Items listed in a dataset
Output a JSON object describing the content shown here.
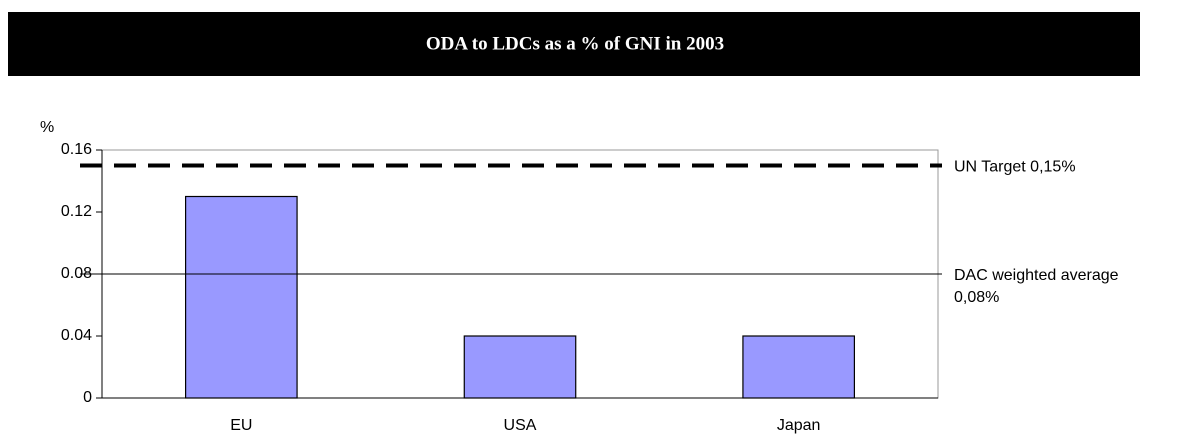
{
  "chart_data": {
    "type": "bar",
    "title": "ODA to LDCs as a % of GNI in 2003",
    "y_label": "%",
    "categories": [
      "EU",
      "USA",
      "Japan"
    ],
    "values": [
      0.13,
      0.04,
      0.04
    ],
    "color": "#9999ff",
    "ylim": [
      0,
      0.16
    ],
    "yticks": [
      0,
      0.04,
      0.08,
      0.12,
      0.16
    ],
    "reference_lines": [
      {
        "label_lines": [
          "UN Target 0,15%"
        ],
        "value": 0.15,
        "style": "dashed"
      },
      {
        "label_lines": [
          "DAC weighted average",
          "0,08%"
        ],
        "value": 0.08,
        "style": "solid"
      }
    ]
  }
}
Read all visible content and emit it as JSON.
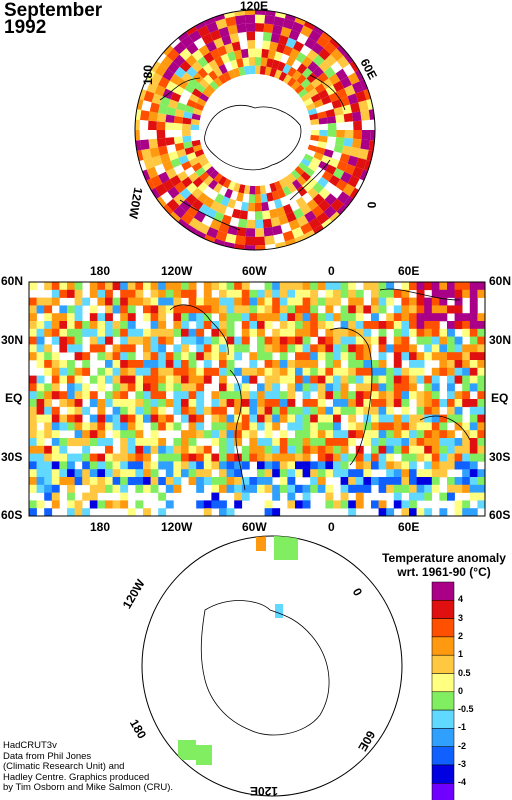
{
  "title": {
    "month": "September",
    "year": "1992"
  },
  "north_polar": {
    "labels": [
      "120E",
      "60E",
      "0",
      "120W",
      "180"
    ]
  },
  "main_map": {
    "top_labels": [
      "180",
      "120W",
      "60W",
      "0",
      "60E"
    ],
    "bottom_labels": [
      "180",
      "120W",
      "60W",
      "0",
      "60E"
    ],
    "left_labels": [
      "60N",
      "30N",
      "EQ",
      "30S",
      "60S"
    ],
    "right_labels": [
      "60N",
      "30N",
      "EQ",
      "30S",
      "60S"
    ]
  },
  "south_polar": {
    "labels": [
      "60W",
      "0",
      "60E",
      "120E",
      "180",
      "120W"
    ]
  },
  "legend": {
    "title_line1": "Temperature anomaly",
    "title_line2": "wrt. 1961-90  (°C)",
    "labels": [
      "4",
      "3",
      "2",
      "1",
      "0.5",
      "0",
      "-0.5",
      "-1",
      "-2",
      "-3",
      "-4"
    ],
    "colors": [
      "#aa0088",
      "#e01010",
      "#ff5000",
      "#ff9a10",
      "#ffc840",
      "#ffff80",
      "#80ee60",
      "#60d8ff",
      "#30a0ff",
      "#1060ff",
      "#0000e0",
      "#7000ff"
    ]
  },
  "credits": {
    "line1": "HadCRUT3v",
    "line2": "Data from Phil Jones",
    "line3": "(Climatic Research Unit) and",
    "line4": "Hadley Centre.  Graphics produced",
    "line5": "by Tim Osborn and Mike Salmon (CRU)."
  }
}
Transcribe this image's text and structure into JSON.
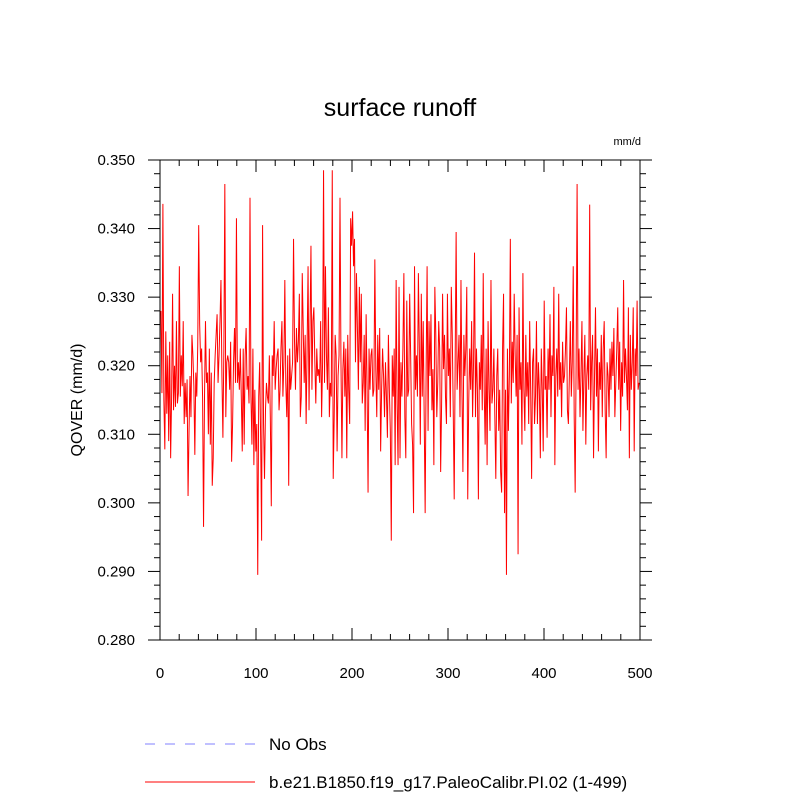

■ **EXERCISE**: Word for word, quote the lines above. Omit the pictures.

■ **CORRECT RESPONSE**:
Output a JSON object describing the content shown here.
{
  "chart_data": {
    "type": "bar",
    "title": "ODA to LDCs as a % of GNI in 2003",
    "y_label": "%",
    "categories": [
      "EU",
      "USA",
      "Japan"
    ],
    "values": [
      0.13,
      0.04,
      0.04
    ],
    "color": "#9999ff",
    "ylim": [
      0,
      0.16
    ],
    "yticks": [
      0,
      0.04,
      0.08,
      0.12,
      0.16
    ],
    "reference_lines": [
      {
        "label_lines": [
          "UN Target 0,15%"
        ],
        "value": 0.15,
        "style": "dashed"
      },
      {
        "label_lines": [
          "DAC weighted average",
          "0,08%"
        ],
        "value": 0.08,
        "style": "solid"
      }
    ]
  }
}
Read all visible content and emit it as JSON.
{
  "title": {
    "month": "September",
    "year": "1992"
  },
  "north_polar": {
    "labels": [
      "120E",
      "60E",
      "0",
      "120W",
      "180"
    ]
  },
  "main_map": {
    "top_labels": [
      "180",
      "120W",
      "60W",
      "0",
      "60E"
    ],
    "bottom_labels": [
      "180",
      "120W",
      "60W",
      "0",
      "60E"
    ],
    "left_labels": [
      "60N",
      "30N",
      "EQ",
      "30S",
      "60S"
    ],
    "right_labels": [
      "60N",
      "30N",
      "EQ",
      "30S",
      "60S"
    ]
  },
  "south_polar": {
    "labels": [
      "60W",
      "0",
      "60E",
      "120E",
      "180",
      "120W"
    ]
  },
  "legend": {
    "title_line1": "Temperature anomaly",
    "title_line2": "wrt. 1961-90  (°C)",
    "labels": [
      "4",
      "3",
      "2",
      "1",
      "0.5",
      "0",
      "-0.5",
      "-1",
      "-2",
      "-3",
      "-4"
    ],
    "colors": [
      "#aa0088",
      "#e01010",
      "#ff5000",
      "#ff9a10",
      "#ffc840",
      "#ffff80",
      "#80ee60",
      "#60d8ff",
      "#30a0ff",
      "#1060ff",
      "#0000e0",
      "#7000ff"
    ]
  },
  "credits": {
    "line1": "HadCRUT3v",
    "line2": "Data from Phil Jones",
    "line3": "(Climatic Research Unit) and",
    "line4": "Hadley Centre.  Graphics produced",
    "line5": "by Tim Osborn and Mike Salmon (CRU)."
  }
}
Transcribe this image's text and structure into JSON.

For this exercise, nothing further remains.